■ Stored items

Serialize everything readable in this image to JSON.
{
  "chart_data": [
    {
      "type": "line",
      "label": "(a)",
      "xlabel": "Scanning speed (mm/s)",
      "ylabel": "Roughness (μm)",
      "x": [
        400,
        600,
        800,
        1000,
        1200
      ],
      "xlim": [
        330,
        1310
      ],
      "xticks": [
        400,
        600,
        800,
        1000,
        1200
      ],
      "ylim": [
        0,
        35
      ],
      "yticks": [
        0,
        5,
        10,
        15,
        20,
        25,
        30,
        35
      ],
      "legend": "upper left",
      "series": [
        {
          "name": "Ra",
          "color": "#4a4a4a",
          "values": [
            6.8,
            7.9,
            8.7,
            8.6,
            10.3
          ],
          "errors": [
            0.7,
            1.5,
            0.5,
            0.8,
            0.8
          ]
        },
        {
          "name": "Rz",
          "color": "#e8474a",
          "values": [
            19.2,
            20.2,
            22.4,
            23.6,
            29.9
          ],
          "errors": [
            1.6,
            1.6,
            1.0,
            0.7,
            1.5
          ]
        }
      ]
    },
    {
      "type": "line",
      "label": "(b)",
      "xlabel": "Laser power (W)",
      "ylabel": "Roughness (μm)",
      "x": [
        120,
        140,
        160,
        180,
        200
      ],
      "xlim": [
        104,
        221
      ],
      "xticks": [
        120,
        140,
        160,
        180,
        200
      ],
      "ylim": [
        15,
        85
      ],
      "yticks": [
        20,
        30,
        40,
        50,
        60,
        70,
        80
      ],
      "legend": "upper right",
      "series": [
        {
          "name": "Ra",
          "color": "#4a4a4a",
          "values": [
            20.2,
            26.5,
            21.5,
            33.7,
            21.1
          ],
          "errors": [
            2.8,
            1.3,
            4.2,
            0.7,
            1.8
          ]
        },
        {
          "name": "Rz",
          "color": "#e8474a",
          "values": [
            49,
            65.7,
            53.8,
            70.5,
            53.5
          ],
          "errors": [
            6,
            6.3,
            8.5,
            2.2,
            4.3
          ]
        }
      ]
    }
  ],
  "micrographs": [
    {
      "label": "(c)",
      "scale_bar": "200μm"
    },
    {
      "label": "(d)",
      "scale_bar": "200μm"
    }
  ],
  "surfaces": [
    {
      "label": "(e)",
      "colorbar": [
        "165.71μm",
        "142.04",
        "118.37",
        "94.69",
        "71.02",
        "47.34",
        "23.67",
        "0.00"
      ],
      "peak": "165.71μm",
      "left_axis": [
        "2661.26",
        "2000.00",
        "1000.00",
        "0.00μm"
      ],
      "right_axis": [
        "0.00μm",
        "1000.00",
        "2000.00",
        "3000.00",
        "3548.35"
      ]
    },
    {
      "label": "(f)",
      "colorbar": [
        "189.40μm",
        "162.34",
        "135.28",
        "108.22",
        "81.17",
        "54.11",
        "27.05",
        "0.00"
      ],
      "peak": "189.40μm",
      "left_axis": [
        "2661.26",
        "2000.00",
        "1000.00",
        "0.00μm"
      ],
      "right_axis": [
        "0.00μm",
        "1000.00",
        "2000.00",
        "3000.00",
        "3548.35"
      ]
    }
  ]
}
...
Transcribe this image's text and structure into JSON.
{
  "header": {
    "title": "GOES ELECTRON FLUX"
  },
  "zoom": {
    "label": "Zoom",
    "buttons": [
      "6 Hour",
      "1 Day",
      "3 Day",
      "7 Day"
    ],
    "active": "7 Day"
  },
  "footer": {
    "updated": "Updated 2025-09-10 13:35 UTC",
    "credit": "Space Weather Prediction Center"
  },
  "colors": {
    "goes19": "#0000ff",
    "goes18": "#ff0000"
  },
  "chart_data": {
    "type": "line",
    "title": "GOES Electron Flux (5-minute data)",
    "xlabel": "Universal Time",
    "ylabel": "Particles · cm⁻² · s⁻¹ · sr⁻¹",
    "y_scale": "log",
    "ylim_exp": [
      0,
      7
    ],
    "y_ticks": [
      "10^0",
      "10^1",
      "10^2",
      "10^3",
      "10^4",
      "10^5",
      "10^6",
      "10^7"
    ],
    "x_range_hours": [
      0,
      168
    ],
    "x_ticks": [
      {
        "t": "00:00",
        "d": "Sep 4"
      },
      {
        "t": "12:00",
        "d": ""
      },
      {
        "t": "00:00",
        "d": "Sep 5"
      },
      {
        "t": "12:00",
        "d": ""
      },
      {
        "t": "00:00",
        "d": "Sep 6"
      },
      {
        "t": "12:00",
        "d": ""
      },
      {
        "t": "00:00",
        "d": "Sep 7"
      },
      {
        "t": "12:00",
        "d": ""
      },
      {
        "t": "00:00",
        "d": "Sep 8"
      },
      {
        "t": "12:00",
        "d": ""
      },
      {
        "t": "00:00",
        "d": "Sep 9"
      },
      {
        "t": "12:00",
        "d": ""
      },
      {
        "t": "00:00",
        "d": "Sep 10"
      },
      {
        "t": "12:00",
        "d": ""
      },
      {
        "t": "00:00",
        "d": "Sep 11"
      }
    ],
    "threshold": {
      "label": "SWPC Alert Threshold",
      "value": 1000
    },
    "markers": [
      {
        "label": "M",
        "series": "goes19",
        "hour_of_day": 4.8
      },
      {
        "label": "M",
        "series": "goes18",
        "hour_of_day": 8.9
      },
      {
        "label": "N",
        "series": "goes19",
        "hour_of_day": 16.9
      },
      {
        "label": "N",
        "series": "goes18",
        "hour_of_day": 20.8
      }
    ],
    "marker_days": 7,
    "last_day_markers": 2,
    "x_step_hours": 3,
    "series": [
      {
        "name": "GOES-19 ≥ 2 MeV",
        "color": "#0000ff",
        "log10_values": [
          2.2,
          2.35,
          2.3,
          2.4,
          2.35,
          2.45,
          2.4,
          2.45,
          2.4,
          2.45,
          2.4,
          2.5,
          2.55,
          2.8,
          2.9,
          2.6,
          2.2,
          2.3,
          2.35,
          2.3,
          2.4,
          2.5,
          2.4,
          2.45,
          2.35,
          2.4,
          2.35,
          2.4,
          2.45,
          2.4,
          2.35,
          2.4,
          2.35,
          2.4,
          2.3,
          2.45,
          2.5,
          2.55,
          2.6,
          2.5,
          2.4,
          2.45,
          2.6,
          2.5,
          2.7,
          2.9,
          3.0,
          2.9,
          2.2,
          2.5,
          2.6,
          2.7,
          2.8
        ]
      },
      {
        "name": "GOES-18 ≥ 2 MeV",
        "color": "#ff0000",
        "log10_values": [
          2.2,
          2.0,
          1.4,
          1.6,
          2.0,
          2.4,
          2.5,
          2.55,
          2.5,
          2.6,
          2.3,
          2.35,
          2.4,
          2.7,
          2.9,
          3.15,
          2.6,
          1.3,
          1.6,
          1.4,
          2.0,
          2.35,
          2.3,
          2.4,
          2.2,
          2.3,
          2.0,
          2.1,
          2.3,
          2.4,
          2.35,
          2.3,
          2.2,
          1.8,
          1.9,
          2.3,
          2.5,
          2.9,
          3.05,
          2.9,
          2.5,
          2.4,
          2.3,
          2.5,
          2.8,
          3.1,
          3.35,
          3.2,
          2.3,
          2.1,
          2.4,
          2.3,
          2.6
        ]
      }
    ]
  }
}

■ Exercise
Identify every line where the string "image" appears.

■ Exercise output
Serialize everything readable in this image to JSON.
Transcribe this image's text and structure into JSON.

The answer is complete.